* Exercise input:
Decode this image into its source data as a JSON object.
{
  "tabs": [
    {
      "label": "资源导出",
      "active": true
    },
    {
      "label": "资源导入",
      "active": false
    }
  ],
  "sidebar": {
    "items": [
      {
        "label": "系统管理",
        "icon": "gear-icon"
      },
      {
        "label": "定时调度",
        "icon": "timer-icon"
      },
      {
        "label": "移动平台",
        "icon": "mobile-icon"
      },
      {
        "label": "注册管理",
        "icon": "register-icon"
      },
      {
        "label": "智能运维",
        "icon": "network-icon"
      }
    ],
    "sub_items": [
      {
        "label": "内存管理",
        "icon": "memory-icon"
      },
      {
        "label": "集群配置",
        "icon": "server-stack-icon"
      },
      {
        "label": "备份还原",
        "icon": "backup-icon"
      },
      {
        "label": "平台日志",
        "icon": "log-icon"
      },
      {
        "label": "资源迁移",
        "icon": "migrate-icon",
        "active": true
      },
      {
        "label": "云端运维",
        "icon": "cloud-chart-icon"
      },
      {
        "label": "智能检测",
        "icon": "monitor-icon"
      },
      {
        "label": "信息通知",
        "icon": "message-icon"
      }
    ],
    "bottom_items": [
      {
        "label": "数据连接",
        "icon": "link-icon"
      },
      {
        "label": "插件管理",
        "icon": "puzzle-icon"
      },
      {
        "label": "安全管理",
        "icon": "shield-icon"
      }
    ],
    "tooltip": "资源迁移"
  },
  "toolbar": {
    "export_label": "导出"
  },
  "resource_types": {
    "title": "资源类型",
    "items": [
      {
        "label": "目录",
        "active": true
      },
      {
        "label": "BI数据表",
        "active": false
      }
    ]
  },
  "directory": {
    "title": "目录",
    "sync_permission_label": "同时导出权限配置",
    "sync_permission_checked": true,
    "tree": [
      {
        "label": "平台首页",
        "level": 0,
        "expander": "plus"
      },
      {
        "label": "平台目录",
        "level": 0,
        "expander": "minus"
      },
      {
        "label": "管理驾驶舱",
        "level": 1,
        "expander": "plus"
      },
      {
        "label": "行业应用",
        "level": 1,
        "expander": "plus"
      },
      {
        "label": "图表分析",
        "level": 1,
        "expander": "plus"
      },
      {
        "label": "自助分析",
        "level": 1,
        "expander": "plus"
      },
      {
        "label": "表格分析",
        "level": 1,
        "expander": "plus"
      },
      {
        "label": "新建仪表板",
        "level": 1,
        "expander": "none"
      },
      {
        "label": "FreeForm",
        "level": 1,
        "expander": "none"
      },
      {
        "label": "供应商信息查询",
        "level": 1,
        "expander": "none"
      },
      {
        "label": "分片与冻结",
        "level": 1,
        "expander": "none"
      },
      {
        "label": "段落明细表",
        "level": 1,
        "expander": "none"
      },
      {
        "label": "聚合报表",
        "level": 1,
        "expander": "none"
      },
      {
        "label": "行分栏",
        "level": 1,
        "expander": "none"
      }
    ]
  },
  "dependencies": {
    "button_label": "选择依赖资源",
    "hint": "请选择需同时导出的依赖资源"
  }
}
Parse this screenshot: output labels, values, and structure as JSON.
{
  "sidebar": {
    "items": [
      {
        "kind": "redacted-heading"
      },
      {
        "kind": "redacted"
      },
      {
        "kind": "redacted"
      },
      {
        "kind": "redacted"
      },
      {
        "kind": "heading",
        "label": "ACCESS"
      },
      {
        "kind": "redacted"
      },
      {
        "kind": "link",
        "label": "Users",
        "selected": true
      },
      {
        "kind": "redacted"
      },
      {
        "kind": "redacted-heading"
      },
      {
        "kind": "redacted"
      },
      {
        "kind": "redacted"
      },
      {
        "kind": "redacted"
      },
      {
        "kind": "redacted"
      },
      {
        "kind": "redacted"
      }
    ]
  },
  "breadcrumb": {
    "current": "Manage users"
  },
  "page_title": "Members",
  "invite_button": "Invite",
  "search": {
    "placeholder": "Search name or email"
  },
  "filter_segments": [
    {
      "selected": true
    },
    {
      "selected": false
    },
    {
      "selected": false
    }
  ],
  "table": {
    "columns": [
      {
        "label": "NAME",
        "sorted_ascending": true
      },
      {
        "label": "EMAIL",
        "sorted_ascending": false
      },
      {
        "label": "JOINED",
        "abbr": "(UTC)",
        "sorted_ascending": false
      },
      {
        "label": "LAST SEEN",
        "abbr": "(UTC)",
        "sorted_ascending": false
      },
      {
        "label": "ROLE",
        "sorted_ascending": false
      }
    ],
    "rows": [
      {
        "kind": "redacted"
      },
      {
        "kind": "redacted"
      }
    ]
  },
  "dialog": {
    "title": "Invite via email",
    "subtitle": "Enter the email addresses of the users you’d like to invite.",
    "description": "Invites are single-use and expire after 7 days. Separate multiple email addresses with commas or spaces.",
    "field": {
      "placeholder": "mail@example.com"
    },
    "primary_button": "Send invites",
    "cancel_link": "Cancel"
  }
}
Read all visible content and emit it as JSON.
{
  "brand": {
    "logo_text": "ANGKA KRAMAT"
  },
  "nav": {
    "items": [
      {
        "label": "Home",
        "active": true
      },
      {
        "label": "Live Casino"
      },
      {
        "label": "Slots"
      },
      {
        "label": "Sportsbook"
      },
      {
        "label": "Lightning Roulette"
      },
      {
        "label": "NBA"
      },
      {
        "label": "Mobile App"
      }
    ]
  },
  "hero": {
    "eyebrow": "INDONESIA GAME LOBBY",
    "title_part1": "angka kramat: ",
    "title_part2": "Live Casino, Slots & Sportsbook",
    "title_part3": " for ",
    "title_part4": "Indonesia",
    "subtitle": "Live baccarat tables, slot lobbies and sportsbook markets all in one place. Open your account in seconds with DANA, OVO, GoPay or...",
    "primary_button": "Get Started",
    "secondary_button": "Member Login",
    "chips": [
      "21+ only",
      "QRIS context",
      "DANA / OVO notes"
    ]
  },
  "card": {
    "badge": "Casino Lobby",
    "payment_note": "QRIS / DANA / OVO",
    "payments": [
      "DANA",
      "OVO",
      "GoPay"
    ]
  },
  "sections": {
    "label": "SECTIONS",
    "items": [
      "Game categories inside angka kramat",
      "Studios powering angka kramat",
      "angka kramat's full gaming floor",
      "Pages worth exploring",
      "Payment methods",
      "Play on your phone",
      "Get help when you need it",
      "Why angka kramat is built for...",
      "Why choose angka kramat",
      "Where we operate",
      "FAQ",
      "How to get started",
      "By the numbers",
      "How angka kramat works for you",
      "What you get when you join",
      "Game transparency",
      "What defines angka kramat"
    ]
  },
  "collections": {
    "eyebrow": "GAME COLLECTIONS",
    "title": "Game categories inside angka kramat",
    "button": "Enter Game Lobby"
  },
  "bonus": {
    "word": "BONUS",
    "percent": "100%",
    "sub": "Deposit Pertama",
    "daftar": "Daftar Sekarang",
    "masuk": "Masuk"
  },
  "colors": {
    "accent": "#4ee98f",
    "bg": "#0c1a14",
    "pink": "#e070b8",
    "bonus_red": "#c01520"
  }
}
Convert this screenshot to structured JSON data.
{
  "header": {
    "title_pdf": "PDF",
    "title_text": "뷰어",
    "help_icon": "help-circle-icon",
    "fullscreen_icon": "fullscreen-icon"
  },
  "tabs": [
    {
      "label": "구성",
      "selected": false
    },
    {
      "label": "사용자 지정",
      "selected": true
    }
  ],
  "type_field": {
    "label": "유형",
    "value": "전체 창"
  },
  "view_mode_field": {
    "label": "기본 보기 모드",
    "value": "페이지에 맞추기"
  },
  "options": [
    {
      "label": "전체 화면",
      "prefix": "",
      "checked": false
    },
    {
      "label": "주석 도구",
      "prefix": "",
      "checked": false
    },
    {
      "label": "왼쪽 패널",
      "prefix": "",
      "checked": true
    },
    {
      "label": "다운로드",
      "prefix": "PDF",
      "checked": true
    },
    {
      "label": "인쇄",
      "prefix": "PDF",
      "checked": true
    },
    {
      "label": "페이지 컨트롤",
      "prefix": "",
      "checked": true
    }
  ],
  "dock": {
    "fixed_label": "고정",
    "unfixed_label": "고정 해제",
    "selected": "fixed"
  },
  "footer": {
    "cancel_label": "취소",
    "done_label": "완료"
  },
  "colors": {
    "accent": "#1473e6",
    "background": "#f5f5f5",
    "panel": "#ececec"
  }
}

* What is asked:
Give the number of lines in the material above that have the word "screenshot" in them, and nothing more.

* Result of the exercise:
2